* **Data supplied**

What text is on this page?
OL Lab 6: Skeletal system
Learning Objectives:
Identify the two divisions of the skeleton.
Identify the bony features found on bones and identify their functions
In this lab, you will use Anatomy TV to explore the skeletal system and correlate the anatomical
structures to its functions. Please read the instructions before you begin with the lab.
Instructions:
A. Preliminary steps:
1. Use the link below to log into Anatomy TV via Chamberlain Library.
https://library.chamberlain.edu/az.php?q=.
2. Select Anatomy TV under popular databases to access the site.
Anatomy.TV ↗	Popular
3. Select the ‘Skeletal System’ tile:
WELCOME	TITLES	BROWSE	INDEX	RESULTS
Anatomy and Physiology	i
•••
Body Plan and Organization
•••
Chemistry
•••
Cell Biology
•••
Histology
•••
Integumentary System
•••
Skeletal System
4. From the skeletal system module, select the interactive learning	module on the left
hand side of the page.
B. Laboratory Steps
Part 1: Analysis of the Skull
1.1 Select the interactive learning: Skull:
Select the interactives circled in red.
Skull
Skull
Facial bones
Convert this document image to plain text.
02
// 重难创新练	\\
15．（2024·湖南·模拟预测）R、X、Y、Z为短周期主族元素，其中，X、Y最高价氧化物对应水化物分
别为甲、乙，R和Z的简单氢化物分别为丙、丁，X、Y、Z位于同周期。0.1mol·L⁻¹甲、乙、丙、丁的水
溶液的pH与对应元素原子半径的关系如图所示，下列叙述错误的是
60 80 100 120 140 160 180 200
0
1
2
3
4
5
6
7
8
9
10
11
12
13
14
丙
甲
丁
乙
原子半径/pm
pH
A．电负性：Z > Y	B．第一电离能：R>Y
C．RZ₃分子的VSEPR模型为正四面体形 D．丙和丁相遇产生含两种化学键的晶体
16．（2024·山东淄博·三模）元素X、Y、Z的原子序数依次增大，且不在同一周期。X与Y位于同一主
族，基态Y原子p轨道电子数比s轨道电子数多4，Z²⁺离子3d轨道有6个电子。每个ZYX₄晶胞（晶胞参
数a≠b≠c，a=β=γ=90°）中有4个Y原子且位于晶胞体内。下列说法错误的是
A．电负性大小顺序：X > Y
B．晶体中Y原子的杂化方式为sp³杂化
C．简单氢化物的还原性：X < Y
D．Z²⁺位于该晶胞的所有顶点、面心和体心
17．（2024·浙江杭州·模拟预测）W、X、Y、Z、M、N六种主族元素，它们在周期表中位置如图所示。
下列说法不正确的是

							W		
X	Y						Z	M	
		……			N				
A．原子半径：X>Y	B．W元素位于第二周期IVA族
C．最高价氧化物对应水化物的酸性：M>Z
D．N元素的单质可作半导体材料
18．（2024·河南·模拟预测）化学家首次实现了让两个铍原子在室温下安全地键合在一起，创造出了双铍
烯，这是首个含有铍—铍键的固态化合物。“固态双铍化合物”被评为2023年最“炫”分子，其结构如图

* **Job**
The word "text" may occur in lines of the records. Report how many such lines there are, giving only the number.

* **Full response**
2